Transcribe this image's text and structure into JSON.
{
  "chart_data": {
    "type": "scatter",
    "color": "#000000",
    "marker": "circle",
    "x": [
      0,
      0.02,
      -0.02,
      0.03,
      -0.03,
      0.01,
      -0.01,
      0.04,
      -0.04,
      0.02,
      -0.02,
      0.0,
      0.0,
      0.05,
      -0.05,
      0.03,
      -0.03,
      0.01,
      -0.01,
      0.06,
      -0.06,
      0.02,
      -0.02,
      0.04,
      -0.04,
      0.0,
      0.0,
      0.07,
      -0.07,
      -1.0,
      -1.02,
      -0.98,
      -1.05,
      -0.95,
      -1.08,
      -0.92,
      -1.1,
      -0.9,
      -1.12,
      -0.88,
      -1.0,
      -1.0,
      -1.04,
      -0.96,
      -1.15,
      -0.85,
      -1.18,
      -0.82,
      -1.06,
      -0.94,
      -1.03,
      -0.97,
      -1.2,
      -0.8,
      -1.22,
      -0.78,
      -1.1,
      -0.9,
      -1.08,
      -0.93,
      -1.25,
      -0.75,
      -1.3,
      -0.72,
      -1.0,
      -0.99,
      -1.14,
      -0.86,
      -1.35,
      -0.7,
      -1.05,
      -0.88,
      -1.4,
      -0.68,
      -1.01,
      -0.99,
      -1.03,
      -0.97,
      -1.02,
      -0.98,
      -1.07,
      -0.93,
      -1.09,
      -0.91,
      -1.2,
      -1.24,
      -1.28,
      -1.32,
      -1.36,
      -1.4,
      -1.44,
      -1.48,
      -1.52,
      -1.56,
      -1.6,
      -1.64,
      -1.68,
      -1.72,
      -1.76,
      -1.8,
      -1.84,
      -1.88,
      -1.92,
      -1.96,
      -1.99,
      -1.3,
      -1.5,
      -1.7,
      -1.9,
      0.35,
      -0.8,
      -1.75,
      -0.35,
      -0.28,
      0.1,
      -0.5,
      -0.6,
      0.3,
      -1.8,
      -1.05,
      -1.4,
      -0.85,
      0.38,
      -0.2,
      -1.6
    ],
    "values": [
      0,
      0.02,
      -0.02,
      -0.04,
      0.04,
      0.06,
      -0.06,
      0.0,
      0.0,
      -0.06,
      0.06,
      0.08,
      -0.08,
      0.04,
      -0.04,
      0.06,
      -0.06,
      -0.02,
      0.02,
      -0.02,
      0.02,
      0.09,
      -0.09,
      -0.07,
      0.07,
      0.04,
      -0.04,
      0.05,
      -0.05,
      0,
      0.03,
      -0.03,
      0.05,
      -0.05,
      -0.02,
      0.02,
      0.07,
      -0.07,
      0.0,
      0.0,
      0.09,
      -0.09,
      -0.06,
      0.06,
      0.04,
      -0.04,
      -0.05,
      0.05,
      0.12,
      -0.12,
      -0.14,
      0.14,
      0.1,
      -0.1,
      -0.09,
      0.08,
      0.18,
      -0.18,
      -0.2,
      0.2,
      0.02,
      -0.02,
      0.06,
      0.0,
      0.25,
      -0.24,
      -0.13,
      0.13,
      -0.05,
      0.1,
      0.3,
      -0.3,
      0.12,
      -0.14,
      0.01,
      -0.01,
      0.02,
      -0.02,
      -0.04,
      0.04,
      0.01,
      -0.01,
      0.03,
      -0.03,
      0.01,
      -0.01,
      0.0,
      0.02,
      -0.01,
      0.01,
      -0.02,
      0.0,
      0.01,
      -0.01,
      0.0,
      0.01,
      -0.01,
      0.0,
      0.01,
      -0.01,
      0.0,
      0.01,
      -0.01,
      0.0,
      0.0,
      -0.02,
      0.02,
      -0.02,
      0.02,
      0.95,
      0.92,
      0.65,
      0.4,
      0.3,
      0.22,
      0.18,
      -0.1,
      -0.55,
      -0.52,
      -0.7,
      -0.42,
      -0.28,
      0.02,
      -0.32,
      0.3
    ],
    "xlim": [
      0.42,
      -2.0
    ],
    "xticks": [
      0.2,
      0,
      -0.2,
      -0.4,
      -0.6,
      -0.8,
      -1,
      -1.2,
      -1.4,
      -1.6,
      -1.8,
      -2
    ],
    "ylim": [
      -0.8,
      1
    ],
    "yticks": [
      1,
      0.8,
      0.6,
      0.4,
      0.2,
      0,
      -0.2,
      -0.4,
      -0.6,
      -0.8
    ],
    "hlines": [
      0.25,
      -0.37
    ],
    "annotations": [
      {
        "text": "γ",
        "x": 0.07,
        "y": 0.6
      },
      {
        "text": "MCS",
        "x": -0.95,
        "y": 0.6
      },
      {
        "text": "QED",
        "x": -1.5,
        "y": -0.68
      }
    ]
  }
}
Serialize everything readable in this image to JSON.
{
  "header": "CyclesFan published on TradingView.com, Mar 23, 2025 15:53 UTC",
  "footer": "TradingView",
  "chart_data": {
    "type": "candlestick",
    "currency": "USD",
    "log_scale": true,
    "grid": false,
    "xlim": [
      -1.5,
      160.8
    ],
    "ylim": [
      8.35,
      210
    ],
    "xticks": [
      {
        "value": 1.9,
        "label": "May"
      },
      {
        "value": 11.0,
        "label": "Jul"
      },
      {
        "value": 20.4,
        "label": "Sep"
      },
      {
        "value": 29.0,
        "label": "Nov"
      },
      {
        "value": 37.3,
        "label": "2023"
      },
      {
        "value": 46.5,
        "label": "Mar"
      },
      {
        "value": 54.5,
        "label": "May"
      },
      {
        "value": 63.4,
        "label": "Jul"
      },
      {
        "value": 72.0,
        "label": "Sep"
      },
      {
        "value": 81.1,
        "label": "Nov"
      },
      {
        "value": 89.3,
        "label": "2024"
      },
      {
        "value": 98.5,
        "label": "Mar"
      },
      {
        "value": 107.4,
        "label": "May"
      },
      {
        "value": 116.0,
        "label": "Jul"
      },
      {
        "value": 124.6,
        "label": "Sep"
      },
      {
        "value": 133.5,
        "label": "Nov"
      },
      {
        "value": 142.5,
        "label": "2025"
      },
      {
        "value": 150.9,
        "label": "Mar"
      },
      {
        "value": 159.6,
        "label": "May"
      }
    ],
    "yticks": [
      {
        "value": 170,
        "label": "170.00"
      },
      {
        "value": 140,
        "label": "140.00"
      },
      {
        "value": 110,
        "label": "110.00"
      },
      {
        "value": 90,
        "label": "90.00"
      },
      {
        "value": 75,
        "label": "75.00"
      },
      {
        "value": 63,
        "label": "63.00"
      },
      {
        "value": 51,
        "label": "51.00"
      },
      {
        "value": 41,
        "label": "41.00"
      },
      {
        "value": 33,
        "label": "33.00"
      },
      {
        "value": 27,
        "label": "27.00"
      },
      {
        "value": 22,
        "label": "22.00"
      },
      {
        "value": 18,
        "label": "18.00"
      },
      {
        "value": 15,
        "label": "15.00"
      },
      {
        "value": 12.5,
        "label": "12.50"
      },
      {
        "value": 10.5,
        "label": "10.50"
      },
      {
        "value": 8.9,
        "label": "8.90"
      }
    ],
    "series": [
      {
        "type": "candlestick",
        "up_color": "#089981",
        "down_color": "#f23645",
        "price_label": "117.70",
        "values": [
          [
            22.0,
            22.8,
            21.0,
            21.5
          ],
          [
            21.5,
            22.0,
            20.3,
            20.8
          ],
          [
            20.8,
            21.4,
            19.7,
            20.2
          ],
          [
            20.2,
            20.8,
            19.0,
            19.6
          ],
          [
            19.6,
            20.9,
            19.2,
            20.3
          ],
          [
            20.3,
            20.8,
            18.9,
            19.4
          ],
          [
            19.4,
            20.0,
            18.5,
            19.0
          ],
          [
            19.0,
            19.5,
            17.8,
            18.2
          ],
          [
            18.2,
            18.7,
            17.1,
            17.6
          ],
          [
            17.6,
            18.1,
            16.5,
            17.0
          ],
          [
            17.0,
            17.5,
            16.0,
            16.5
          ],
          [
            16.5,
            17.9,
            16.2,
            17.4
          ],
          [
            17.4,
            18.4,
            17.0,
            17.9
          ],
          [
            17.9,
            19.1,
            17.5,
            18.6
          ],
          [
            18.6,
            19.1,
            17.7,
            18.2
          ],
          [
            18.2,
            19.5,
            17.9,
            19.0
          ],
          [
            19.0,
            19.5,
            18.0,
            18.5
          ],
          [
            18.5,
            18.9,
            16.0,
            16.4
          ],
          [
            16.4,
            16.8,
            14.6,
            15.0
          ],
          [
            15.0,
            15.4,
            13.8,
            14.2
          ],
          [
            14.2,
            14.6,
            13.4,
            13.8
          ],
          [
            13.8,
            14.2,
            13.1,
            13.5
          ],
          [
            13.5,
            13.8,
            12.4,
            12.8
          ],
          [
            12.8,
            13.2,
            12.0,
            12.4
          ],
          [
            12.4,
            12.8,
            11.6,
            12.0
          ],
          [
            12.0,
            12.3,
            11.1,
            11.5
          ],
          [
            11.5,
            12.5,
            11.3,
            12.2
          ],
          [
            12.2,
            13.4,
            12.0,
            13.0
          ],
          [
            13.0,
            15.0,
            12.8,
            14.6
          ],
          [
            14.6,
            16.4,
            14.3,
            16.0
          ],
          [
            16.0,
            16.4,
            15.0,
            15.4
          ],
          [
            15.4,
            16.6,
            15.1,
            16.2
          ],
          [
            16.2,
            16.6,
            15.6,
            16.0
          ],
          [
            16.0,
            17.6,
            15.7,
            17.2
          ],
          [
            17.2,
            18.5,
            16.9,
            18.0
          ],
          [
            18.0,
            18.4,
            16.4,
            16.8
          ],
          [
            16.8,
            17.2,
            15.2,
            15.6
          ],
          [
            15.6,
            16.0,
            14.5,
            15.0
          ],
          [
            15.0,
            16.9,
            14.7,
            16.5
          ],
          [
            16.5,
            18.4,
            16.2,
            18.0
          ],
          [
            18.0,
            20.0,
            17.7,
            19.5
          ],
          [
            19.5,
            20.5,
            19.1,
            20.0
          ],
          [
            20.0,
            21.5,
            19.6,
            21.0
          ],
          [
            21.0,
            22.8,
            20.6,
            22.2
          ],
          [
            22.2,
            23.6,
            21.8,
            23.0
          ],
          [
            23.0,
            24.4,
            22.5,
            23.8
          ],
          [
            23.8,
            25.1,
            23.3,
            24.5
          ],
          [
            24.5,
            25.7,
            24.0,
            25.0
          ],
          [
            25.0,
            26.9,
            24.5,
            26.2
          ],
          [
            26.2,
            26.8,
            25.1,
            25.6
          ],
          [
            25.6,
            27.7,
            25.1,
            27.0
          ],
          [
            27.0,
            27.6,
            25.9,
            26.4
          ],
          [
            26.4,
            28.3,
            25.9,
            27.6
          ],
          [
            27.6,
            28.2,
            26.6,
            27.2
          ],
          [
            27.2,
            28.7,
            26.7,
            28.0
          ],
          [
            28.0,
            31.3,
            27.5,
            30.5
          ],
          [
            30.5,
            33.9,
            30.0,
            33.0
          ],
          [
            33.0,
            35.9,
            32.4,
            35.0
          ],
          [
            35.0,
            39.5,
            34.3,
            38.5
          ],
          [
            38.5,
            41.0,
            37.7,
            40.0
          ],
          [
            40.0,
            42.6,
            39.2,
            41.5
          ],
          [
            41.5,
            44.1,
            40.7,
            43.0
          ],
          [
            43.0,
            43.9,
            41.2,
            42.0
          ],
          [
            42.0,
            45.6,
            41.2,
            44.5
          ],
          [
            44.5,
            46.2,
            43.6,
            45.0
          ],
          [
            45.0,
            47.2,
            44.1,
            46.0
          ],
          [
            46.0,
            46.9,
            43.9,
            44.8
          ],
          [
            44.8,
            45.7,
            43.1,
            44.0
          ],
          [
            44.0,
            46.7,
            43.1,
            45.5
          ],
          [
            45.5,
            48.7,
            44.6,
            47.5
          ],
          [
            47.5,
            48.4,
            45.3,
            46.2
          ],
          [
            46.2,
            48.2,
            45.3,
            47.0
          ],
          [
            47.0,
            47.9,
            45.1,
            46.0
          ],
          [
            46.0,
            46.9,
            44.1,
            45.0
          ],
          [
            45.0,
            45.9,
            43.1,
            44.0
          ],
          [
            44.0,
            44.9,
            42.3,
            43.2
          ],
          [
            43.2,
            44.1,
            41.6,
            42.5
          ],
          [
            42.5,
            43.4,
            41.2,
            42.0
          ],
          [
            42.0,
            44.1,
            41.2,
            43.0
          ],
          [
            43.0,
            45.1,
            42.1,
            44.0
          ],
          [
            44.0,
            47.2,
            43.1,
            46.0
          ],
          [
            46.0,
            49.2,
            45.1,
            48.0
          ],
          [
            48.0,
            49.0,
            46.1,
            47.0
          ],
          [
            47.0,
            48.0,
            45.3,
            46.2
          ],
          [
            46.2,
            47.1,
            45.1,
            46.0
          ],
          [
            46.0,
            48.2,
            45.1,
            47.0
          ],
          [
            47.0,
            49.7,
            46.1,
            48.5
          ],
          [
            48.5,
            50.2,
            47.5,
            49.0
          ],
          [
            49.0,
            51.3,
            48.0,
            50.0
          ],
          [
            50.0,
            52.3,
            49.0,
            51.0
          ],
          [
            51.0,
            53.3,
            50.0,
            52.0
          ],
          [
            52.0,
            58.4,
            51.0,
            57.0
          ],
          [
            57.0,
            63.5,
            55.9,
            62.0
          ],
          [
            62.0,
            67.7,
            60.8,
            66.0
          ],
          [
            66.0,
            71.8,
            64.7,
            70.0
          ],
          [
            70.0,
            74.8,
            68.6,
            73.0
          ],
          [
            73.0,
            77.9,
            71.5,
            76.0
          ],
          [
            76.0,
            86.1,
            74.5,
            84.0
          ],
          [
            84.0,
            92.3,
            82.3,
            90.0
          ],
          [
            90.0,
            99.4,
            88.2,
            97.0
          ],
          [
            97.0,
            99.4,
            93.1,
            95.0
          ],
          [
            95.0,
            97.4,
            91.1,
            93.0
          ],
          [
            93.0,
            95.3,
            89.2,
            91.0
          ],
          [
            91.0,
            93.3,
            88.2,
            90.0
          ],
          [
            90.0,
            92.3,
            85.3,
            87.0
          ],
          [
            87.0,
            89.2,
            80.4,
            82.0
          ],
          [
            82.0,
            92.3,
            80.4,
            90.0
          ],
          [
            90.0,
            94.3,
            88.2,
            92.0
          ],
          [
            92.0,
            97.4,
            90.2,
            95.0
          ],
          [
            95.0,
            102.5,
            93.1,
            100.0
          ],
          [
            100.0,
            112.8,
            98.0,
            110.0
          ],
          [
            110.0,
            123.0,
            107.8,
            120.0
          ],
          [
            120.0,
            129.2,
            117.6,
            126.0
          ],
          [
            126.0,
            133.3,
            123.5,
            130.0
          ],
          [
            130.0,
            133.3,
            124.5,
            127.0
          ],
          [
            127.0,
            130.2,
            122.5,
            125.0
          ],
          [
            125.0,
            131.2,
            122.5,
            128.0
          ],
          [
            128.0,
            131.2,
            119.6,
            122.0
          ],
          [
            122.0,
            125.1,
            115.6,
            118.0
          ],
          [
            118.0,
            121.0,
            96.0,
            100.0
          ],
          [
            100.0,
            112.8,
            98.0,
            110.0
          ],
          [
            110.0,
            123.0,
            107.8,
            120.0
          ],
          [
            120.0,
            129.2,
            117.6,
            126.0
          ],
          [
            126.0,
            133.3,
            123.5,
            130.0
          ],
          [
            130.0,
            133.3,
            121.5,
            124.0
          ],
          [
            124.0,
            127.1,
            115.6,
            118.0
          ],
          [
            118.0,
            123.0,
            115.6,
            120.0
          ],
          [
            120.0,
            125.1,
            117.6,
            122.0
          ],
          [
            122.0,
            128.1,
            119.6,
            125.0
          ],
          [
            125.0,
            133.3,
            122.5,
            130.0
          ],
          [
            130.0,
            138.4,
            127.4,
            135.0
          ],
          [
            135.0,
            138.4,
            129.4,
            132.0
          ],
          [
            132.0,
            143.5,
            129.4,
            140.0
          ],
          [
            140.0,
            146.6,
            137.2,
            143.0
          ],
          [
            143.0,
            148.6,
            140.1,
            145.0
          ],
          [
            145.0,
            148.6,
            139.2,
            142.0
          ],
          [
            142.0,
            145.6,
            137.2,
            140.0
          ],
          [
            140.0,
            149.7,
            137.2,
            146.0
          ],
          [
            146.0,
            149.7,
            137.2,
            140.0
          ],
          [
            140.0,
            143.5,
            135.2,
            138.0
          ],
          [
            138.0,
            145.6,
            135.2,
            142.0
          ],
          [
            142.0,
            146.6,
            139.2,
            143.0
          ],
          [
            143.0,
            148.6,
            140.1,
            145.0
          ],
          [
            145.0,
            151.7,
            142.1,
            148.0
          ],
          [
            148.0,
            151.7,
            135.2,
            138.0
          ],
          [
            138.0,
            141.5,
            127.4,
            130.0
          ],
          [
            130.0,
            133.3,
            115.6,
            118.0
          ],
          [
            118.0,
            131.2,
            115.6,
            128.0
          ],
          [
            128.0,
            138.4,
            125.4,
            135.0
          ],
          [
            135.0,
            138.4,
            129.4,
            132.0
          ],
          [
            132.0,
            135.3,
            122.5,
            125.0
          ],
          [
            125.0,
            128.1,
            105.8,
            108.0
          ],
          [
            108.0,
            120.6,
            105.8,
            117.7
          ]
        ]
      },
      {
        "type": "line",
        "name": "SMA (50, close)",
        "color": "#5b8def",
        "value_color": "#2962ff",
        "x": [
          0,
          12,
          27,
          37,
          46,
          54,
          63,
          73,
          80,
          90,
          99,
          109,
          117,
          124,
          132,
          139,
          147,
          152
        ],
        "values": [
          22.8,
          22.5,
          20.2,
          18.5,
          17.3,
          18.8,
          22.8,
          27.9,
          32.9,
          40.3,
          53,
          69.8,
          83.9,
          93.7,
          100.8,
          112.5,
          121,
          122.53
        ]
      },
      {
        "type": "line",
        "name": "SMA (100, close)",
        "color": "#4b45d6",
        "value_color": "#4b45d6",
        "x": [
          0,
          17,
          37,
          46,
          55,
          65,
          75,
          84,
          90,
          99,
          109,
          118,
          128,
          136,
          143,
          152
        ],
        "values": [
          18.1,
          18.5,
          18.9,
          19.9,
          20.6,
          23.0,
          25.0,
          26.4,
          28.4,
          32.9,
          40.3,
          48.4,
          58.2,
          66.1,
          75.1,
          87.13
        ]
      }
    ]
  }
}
::::
*PROBLEM DESCRIPTION*: Pull out all lines from the listing that contain the string "text".

*ANSWER TO THE PROBLEM*:
Transcribe this image's text and structure into JSON.
        "text": "γ",
        "text": "MCS",
        "text": "QED",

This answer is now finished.